Repeat each entry in full, exactly.

-- Start of Material provided --

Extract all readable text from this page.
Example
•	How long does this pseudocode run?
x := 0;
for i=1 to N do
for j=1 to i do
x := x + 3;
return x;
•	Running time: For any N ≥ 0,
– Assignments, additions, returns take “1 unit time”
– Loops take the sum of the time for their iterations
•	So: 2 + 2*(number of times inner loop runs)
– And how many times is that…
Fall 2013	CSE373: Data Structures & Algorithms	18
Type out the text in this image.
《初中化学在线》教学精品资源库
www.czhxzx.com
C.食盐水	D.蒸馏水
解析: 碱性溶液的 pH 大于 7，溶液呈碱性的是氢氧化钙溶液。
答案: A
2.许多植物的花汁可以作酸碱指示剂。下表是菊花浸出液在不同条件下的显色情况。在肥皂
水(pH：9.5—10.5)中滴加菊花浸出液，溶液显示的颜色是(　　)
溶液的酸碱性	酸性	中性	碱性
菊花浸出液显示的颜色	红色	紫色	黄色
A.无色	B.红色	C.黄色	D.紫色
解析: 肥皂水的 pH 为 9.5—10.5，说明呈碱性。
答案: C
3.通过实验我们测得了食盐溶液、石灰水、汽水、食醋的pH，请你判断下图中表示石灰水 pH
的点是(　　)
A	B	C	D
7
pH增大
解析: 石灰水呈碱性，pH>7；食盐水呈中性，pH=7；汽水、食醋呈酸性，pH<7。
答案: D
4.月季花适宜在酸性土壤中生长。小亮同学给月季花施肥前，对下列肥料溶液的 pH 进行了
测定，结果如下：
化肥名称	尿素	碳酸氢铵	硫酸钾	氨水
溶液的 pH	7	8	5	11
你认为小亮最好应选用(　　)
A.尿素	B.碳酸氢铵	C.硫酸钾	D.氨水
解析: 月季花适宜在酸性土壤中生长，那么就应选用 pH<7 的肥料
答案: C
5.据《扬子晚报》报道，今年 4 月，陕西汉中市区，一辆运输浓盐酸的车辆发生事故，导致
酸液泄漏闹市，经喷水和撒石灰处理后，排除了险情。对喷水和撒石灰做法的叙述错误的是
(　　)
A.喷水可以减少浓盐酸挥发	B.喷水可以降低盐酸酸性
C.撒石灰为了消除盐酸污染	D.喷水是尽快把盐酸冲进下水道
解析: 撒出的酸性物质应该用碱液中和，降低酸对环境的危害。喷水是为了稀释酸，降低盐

-- End of Material provided --

**Finished exercise**
Extract all readable text from this page.
Example
•	How long does this pseudocode run?
x := 0;
for i=1 to N do
for j=1 to i do
x := x + 3;
return x;
•	Running time: For any N ≥ 0,
– Assignments, additions, returns take “1 unit time”
– Loops take the sum of the time for their iterations
•	So: 2 + 2*(number of times inner loop runs)
– And how many times is that…
Fall 2013	CSE373: Data Structures & Algorithms	18
Type out the text in this image.
《初中化学在线》教学精品资源库
www.czhxzx.com
C.食盐水	D.蒸馏水
解析: 碱性溶液的 pH 大于 7，溶液呈碱性的是氢氧化钙溶液。
答案: A
2.许多植物的花汁可以作酸碱指示剂。下表是菊花浸出液在不同条件下的显色情况。在肥皂
水(pH：9.5—10.5)中滴加菊花浸出液，溶液显示的颜色是(　　)
溶液的酸碱性	酸性	中性	碱性
菊花浸出液显示的颜色	红色	紫色	黄色
A.无色	B.红色	C.黄色	D.紫色
解析: 肥皂水的 pH 为 9.5—10.5，说明呈碱性。
答案: C
3.通过实验我们测得了食盐溶液、石灰水、汽水、食醋的pH，请你判断下图中表示石灰水 pH
的点是(　　)
A	B	C	D
7
pH增大
解析: 石灰水呈碱性，pH>7；食盐水呈中性，pH=7；汽水、食醋呈酸性，pH<7。
答案: D
4.月季花适宜在酸性土壤中生长。小亮同学给月季花施肥前，对下列肥料溶液的 pH 进行了
测定，结果如下：
化肥名称	尿素	碳酸氢铵	硫酸钾	氨水
溶液的 pH	7	8	5	11
你认为小亮最好应选用(　　)
A.尿素	B.碳酸氢铵	C.硫酸钾	D.氨水
解析: 月季花适宜在酸性土壤中生长，那么就应选用 pH<7 的肥料
答案: C
5.据《扬子晚报》报道，今年 4 月，陕西汉中市区，一辆运输浓盐酸的车辆发生事故，导致
酸液泄漏闹市，经喷水和撒石灰处理后，排除了险情。对喷水和撒石灰做法的叙述错误的是
(　　)
A.喷水可以减少浓盐酸挥发	B.喷水可以降低盐酸酸性
C.撒石灰为了消除盐酸污染	D.喷水是尽快把盐酸冲进下水道
解析: 撒出的酸性物质应该用碱液中和，降低酸对环境的危害。喷水是为了稀释酸，降低盐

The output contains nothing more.